[Dataset excerpt]

--------------------------------------------------

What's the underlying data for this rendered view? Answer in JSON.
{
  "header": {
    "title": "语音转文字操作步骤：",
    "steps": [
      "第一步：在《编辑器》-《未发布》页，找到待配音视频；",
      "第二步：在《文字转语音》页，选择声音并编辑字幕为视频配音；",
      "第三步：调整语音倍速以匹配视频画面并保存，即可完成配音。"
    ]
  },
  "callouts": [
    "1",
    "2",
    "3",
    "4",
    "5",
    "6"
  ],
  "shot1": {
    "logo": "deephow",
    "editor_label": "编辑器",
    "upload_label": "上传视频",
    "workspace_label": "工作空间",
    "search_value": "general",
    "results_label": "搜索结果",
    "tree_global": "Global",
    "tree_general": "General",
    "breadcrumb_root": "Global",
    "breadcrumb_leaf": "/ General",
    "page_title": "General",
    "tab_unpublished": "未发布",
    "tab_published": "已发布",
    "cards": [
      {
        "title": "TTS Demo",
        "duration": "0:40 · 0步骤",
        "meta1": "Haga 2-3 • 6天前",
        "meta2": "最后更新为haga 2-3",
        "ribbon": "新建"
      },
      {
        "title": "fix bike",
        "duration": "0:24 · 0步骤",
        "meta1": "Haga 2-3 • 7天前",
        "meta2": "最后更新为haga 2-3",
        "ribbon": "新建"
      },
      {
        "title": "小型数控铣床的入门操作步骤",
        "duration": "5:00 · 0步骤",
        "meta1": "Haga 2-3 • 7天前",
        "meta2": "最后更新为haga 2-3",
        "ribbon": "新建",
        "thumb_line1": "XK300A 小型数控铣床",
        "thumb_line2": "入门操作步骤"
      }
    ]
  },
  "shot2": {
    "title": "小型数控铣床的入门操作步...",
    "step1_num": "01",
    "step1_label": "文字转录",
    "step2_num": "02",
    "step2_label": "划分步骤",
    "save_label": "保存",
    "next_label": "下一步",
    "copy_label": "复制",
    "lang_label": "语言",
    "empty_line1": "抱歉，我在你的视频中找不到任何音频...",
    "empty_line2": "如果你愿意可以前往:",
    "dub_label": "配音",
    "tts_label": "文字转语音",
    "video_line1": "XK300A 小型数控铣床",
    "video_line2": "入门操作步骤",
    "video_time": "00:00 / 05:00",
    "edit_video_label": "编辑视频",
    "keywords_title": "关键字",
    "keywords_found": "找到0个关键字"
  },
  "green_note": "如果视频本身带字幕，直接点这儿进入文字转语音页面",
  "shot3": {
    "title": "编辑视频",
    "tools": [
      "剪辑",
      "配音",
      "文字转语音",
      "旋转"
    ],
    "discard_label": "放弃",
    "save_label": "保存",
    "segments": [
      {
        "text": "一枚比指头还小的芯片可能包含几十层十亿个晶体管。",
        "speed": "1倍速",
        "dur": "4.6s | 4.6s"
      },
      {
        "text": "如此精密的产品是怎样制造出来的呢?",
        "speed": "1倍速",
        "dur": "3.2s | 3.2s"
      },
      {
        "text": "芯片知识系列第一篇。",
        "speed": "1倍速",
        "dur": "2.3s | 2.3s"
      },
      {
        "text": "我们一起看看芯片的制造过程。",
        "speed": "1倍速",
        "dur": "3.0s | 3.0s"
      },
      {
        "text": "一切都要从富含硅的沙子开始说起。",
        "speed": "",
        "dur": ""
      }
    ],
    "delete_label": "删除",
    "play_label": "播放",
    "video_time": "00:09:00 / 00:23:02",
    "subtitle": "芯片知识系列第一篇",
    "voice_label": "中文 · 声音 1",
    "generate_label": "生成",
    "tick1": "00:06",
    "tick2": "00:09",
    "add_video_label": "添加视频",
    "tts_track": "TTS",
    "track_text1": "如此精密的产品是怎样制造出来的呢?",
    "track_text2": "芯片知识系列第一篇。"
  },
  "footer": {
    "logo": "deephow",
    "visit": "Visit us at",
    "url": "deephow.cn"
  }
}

--------------------------------------------------

**Problem description**:
Copy every line from the records above that contains the word "如此精密的产品是怎样制造出来的呢".

**Response below**:
        "text": "如此精密的产品是怎样制造出来的呢?",
    "track_text1": "如此精密的产品是怎样制造出来的呢?",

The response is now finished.